**Input material:**
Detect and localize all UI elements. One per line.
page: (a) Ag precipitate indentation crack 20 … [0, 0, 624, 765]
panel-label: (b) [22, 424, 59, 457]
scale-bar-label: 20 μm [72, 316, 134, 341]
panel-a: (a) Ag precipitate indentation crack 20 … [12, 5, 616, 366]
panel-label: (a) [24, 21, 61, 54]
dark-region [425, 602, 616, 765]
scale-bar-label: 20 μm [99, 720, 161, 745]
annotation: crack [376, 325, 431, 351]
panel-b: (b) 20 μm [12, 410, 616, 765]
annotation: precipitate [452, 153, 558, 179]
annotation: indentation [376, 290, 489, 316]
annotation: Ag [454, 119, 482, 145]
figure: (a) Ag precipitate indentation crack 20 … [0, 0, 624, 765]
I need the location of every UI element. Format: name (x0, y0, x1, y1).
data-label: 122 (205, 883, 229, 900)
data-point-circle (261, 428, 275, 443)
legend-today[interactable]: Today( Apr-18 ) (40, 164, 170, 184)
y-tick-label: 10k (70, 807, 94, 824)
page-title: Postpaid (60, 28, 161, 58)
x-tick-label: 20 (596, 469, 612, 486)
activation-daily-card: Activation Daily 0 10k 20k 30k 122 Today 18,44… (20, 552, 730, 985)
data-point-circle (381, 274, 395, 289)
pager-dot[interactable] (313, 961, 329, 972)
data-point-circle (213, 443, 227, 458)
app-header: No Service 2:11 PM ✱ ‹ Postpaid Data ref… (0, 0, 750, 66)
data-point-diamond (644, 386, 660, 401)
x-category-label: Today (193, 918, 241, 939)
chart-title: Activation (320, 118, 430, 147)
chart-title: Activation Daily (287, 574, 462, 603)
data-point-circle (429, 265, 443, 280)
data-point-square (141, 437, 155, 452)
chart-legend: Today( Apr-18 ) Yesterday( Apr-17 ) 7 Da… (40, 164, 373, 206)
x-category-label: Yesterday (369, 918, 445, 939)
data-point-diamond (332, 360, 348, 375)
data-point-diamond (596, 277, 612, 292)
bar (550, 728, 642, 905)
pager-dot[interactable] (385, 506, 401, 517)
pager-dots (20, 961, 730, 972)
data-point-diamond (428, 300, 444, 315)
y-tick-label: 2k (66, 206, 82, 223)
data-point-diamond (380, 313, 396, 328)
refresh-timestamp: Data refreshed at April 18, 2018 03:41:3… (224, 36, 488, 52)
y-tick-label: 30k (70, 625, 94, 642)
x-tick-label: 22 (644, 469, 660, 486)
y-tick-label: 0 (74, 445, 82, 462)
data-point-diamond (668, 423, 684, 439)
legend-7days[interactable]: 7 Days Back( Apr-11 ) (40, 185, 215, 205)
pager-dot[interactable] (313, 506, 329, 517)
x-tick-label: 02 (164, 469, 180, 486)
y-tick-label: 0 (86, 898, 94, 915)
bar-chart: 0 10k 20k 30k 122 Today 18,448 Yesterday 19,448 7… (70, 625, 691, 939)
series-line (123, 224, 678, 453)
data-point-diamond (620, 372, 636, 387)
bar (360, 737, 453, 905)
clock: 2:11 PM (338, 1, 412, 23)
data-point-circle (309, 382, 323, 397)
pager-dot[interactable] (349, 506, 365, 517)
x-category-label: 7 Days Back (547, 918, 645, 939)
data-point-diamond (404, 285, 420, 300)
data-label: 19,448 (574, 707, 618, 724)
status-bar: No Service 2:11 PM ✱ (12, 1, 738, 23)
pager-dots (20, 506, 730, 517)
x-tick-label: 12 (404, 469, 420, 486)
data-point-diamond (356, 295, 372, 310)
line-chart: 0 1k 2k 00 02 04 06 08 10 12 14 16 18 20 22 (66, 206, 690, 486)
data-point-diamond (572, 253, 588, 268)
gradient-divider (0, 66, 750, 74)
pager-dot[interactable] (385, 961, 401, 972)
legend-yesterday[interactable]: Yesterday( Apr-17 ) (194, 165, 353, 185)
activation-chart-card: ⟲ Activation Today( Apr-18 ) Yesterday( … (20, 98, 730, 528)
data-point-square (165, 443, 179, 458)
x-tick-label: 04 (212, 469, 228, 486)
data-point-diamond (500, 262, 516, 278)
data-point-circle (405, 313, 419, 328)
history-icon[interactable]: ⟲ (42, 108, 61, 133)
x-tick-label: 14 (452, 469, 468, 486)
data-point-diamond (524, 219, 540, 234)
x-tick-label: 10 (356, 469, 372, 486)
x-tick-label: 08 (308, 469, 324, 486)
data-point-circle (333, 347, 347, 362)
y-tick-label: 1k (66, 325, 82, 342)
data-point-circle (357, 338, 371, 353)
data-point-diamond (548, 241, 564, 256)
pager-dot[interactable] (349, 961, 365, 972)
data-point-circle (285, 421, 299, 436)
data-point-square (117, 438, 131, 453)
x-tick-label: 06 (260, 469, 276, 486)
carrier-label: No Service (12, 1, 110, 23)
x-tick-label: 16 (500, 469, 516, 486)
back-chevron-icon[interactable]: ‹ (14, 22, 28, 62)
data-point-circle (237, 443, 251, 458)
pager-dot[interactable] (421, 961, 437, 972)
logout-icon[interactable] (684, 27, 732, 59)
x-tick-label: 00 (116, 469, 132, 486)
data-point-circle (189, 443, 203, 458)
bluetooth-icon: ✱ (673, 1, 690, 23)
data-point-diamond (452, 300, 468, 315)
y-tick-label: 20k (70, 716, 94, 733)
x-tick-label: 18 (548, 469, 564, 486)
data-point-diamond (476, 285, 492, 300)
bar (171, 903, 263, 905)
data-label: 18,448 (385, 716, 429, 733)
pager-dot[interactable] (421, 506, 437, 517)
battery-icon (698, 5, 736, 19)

**Stated goal:**
Rewrite the stretch of entries from the start through the line containing "y-tick-label: 2k (66, 206, 82, 223)", replacing "annotation" with "callout" and leaving everything else unchanged.

**Solution to this problem:**
Detect and localize all UI elements. One per line.
page: (a) Ag precipitate indentation crack 20 … [0, 0, 624, 765]
panel-label: (b) [22, 424, 59, 457]
scale-bar-label: 20 μm [72, 316, 134, 341]
panel-a: (a) Ag precipitate indentation crack 20 … [12, 5, 616, 366]
panel-label: (a) [24, 21, 61, 54]
dark-region [425, 602, 616, 765]
scale-bar-label: 20 μm [99, 720, 161, 745]
callout: crack [376, 325, 431, 351]
panel-b: (b) 20 μm [12, 410, 616, 765]
callout: precipitate [452, 153, 558, 179]
callout: indentation [376, 290, 489, 316]
callout: Ag [454, 119, 482, 145]
figure: (a) Ag precipitate indentation crack 20 … [0, 0, 624, 765]
I need the location of every UI element. Format: name (x0, y0, x1, y1).
data-label: 122 (205, 883, 229, 900)
data-point-circle (261, 428, 275, 443)
legend-today[interactable]: Today( Apr-18 ) (40, 164, 170, 184)
y-tick-label: 10k (70, 807, 94, 824)
page-title: Postpaid (60, 28, 161, 58)
x-tick-label: 20 (596, 469, 612, 486)
activation-daily-card: Activation Daily 0 10k 20k 30k 122 Today 18,44… (20, 552, 730, 985)
data-point-circle (381, 274, 395, 289)
pager-dot[interactable] (313, 961, 329, 972)
data-point-circle (213, 443, 227, 458)
app-header: No Service 2:11 PM ✱ ‹ Postpaid Data ref… (0, 0, 750, 66)
data-point-diamond (644, 386, 660, 401)
x-category-label: Today (193, 918, 241, 939)
chart-title: Activation (320, 118, 430, 147)
chart-title: Activation Daily (287, 574, 462, 603)
data-point-circle (429, 265, 443, 280)
data-point-square (141, 437, 155, 452)
chart-legend: Today( Apr-18 ) Yesterday( Apr-17 ) 7 Da… (40, 164, 373, 206)
x-category-label: Yesterday (369, 918, 445, 939)
data-point-diamond (332, 360, 348, 375)
data-point-diamond (596, 277, 612, 292)
bar (550, 728, 642, 905)
pager-dot[interactable] (385, 506, 401, 517)
pager-dots (20, 961, 730, 972)
data-point-diamond (428, 300, 444, 315)
y-tick-label: 2k (66, 206, 82, 223)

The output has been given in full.